-- Start of Provided entries --

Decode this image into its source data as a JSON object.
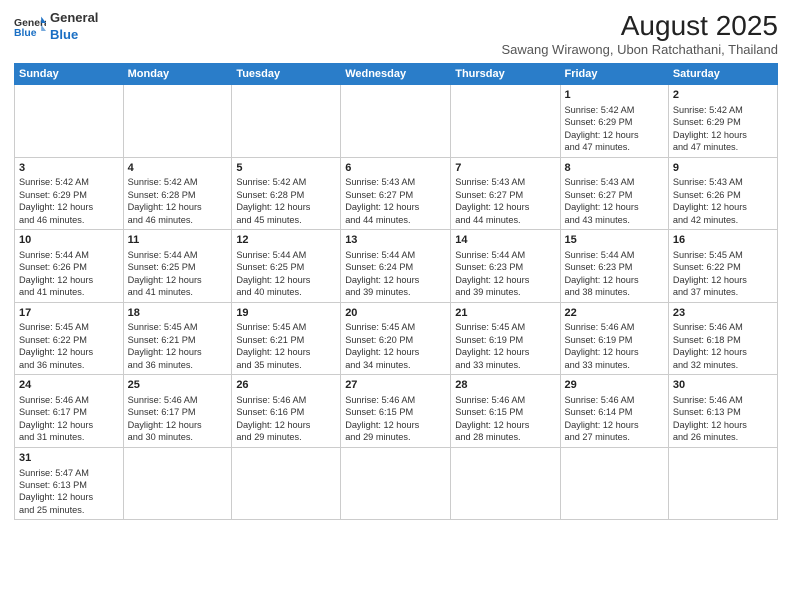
{
  "header": {
    "logo_general": "General",
    "logo_blue": "Blue",
    "month_title": "August 2025",
    "location": "Sawang Wirawong, Ubon Ratchathani, Thailand"
  },
  "weekdays": [
    "Sunday",
    "Monday",
    "Tuesday",
    "Wednesday",
    "Thursday",
    "Friday",
    "Saturday"
  ],
  "weeks": [
    [
      {
        "day": "",
        "info": ""
      },
      {
        "day": "",
        "info": ""
      },
      {
        "day": "",
        "info": ""
      },
      {
        "day": "",
        "info": ""
      },
      {
        "day": "",
        "info": ""
      },
      {
        "day": "1",
        "info": "Sunrise: 5:42 AM\nSunset: 6:29 PM\nDaylight: 12 hours\nand 47 minutes."
      },
      {
        "day": "2",
        "info": "Sunrise: 5:42 AM\nSunset: 6:29 PM\nDaylight: 12 hours\nand 47 minutes."
      }
    ],
    [
      {
        "day": "3",
        "info": "Sunrise: 5:42 AM\nSunset: 6:29 PM\nDaylight: 12 hours\nand 46 minutes."
      },
      {
        "day": "4",
        "info": "Sunrise: 5:42 AM\nSunset: 6:28 PM\nDaylight: 12 hours\nand 46 minutes."
      },
      {
        "day": "5",
        "info": "Sunrise: 5:42 AM\nSunset: 6:28 PM\nDaylight: 12 hours\nand 45 minutes."
      },
      {
        "day": "6",
        "info": "Sunrise: 5:43 AM\nSunset: 6:27 PM\nDaylight: 12 hours\nand 44 minutes."
      },
      {
        "day": "7",
        "info": "Sunrise: 5:43 AM\nSunset: 6:27 PM\nDaylight: 12 hours\nand 44 minutes."
      },
      {
        "day": "8",
        "info": "Sunrise: 5:43 AM\nSunset: 6:27 PM\nDaylight: 12 hours\nand 43 minutes."
      },
      {
        "day": "9",
        "info": "Sunrise: 5:43 AM\nSunset: 6:26 PM\nDaylight: 12 hours\nand 42 minutes."
      }
    ],
    [
      {
        "day": "10",
        "info": "Sunrise: 5:44 AM\nSunset: 6:26 PM\nDaylight: 12 hours\nand 41 minutes."
      },
      {
        "day": "11",
        "info": "Sunrise: 5:44 AM\nSunset: 6:25 PM\nDaylight: 12 hours\nand 41 minutes."
      },
      {
        "day": "12",
        "info": "Sunrise: 5:44 AM\nSunset: 6:25 PM\nDaylight: 12 hours\nand 40 minutes."
      },
      {
        "day": "13",
        "info": "Sunrise: 5:44 AM\nSunset: 6:24 PM\nDaylight: 12 hours\nand 39 minutes."
      },
      {
        "day": "14",
        "info": "Sunrise: 5:44 AM\nSunset: 6:23 PM\nDaylight: 12 hours\nand 39 minutes."
      },
      {
        "day": "15",
        "info": "Sunrise: 5:44 AM\nSunset: 6:23 PM\nDaylight: 12 hours\nand 38 minutes."
      },
      {
        "day": "16",
        "info": "Sunrise: 5:45 AM\nSunset: 6:22 PM\nDaylight: 12 hours\nand 37 minutes."
      }
    ],
    [
      {
        "day": "17",
        "info": "Sunrise: 5:45 AM\nSunset: 6:22 PM\nDaylight: 12 hours\nand 36 minutes."
      },
      {
        "day": "18",
        "info": "Sunrise: 5:45 AM\nSunset: 6:21 PM\nDaylight: 12 hours\nand 36 minutes."
      },
      {
        "day": "19",
        "info": "Sunrise: 5:45 AM\nSunset: 6:21 PM\nDaylight: 12 hours\nand 35 minutes."
      },
      {
        "day": "20",
        "info": "Sunrise: 5:45 AM\nSunset: 6:20 PM\nDaylight: 12 hours\nand 34 minutes."
      },
      {
        "day": "21",
        "info": "Sunrise: 5:45 AM\nSunset: 6:19 PM\nDaylight: 12 hours\nand 33 minutes."
      },
      {
        "day": "22",
        "info": "Sunrise: 5:46 AM\nSunset: 6:19 PM\nDaylight: 12 hours\nand 33 minutes."
      },
      {
        "day": "23",
        "info": "Sunrise: 5:46 AM\nSunset: 6:18 PM\nDaylight: 12 hours\nand 32 minutes."
      }
    ],
    [
      {
        "day": "24",
        "info": "Sunrise: 5:46 AM\nSunset: 6:17 PM\nDaylight: 12 hours\nand 31 minutes."
      },
      {
        "day": "25",
        "info": "Sunrise: 5:46 AM\nSunset: 6:17 PM\nDaylight: 12 hours\nand 30 minutes."
      },
      {
        "day": "26",
        "info": "Sunrise: 5:46 AM\nSunset: 6:16 PM\nDaylight: 12 hours\nand 29 minutes."
      },
      {
        "day": "27",
        "info": "Sunrise: 5:46 AM\nSunset: 6:15 PM\nDaylight: 12 hours\nand 29 minutes."
      },
      {
        "day": "28",
        "info": "Sunrise: 5:46 AM\nSunset: 6:15 PM\nDaylight: 12 hours\nand 28 minutes."
      },
      {
        "day": "29",
        "info": "Sunrise: 5:46 AM\nSunset: 6:14 PM\nDaylight: 12 hours\nand 27 minutes."
      },
      {
        "day": "30",
        "info": "Sunrise: 5:46 AM\nSunset: 6:13 PM\nDaylight: 12 hours\nand 26 minutes."
      }
    ],
    [
      {
        "day": "31",
        "info": "Sunrise: 5:47 AM\nSunset: 6:13 PM\nDaylight: 12 hours\nand 25 minutes."
      },
      {
        "day": "",
        "info": ""
      },
      {
        "day": "",
        "info": ""
      },
      {
        "day": "",
        "info": ""
      },
      {
        "day": "",
        "info": ""
      },
      {
        "day": "",
        "info": ""
      },
      {
        "day": "",
        "info": ""
      }
    ]
  ]
}
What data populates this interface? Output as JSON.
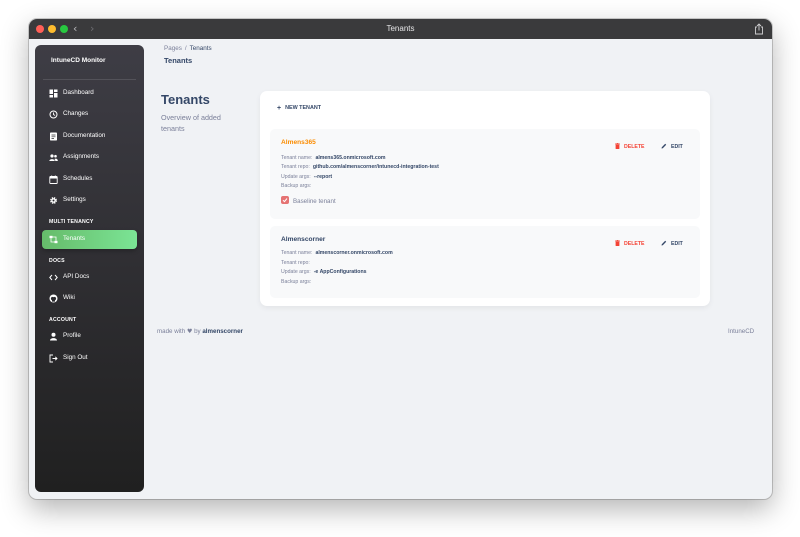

-- End of Provided entries --

What you should do:
Reproduce every line of the listing above in which the string "data" appears.

Final result:
Decode this image into its source data as a JSON object.
What data populates this interface? Output as JSON.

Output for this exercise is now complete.